__SOURCE DATA__:
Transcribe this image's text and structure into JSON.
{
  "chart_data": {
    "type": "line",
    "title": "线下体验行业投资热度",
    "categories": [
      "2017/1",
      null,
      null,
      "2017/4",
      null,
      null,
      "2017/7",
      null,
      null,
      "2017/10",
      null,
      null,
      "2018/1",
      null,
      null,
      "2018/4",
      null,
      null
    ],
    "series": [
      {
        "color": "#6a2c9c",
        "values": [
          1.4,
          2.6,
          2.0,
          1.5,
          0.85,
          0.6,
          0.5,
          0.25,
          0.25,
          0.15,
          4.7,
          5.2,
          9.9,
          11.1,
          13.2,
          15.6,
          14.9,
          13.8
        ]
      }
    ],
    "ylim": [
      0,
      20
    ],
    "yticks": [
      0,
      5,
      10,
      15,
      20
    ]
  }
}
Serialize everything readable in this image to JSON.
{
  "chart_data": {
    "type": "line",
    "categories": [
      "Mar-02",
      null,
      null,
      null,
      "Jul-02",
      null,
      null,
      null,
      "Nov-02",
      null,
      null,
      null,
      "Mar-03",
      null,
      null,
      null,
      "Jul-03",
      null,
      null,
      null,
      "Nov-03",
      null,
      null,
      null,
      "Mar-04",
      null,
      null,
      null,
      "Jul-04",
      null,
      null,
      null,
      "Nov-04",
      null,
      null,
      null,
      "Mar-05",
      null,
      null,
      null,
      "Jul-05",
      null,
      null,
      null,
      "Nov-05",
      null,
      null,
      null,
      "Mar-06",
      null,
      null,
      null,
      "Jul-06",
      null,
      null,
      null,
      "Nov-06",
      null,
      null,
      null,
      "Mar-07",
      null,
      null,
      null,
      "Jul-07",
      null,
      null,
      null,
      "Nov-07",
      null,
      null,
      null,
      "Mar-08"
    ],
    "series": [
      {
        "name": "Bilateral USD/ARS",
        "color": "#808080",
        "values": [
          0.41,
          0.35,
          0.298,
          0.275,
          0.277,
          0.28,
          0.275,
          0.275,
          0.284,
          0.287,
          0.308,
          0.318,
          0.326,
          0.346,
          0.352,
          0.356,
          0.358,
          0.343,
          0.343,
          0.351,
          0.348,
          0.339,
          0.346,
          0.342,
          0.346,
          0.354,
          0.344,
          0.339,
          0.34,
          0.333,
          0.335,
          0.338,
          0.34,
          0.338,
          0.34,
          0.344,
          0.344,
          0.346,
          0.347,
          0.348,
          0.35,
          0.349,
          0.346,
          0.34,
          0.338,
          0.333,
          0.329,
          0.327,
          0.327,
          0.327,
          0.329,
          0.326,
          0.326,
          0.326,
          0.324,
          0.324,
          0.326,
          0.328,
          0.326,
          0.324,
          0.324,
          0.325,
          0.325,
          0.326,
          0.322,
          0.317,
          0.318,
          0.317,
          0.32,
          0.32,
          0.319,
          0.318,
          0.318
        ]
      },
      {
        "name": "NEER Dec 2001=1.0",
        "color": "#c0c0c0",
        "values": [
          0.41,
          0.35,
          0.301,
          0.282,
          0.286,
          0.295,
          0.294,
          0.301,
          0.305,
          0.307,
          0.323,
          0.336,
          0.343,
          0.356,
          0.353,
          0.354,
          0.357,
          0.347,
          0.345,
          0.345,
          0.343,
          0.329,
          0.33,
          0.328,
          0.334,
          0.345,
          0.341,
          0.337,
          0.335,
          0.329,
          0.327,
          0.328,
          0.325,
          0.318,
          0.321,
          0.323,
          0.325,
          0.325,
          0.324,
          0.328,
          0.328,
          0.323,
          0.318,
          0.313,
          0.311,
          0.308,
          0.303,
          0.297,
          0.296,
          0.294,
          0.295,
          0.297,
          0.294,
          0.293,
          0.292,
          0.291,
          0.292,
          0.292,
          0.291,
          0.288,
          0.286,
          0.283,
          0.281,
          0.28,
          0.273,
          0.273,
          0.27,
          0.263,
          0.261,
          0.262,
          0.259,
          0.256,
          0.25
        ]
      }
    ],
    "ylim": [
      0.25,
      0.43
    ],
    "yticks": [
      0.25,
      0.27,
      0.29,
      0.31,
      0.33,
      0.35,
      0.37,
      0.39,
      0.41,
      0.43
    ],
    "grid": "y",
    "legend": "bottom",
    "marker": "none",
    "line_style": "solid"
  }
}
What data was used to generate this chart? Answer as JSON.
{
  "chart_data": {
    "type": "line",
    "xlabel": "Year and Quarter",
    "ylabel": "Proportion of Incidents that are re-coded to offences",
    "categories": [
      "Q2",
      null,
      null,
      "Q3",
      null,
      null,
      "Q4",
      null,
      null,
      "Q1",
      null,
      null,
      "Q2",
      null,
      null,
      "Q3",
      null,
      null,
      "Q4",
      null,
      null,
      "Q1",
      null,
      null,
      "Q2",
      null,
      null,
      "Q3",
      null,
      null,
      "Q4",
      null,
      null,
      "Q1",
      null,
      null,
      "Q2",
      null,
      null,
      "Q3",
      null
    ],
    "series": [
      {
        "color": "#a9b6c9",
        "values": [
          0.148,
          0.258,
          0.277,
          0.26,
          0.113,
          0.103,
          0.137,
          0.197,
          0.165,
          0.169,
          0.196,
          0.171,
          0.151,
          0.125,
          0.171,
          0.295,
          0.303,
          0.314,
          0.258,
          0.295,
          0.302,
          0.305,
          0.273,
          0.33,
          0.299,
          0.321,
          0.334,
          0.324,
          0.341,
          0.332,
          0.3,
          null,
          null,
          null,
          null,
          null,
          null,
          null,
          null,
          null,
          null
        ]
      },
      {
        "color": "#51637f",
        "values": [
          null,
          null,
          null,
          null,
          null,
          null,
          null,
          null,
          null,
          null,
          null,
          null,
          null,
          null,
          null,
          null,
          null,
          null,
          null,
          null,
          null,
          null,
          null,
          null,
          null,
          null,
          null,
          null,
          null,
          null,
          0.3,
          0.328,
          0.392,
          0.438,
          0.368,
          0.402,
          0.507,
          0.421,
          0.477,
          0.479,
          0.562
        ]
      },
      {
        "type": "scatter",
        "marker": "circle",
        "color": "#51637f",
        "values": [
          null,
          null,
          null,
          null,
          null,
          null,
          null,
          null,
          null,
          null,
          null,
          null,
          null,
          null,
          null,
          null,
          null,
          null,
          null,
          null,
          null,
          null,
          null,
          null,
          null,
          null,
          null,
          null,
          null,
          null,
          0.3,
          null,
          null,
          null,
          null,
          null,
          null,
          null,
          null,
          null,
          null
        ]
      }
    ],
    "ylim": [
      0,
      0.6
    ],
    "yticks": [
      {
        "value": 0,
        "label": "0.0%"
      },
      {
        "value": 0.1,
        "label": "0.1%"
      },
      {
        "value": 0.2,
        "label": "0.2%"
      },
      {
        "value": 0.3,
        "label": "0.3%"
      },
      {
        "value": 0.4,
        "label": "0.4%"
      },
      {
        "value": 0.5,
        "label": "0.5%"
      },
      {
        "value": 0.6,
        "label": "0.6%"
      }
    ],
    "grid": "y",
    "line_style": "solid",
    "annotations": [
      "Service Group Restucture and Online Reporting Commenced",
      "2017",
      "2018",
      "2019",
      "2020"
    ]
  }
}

__GIVEN REQUEST__:
Using the material above, copy every line in which the string "name" occurs.

__REPLY__:
        "name": "Bilateral USD/ARS",
        "name": "NEER Dec 2001=1.0",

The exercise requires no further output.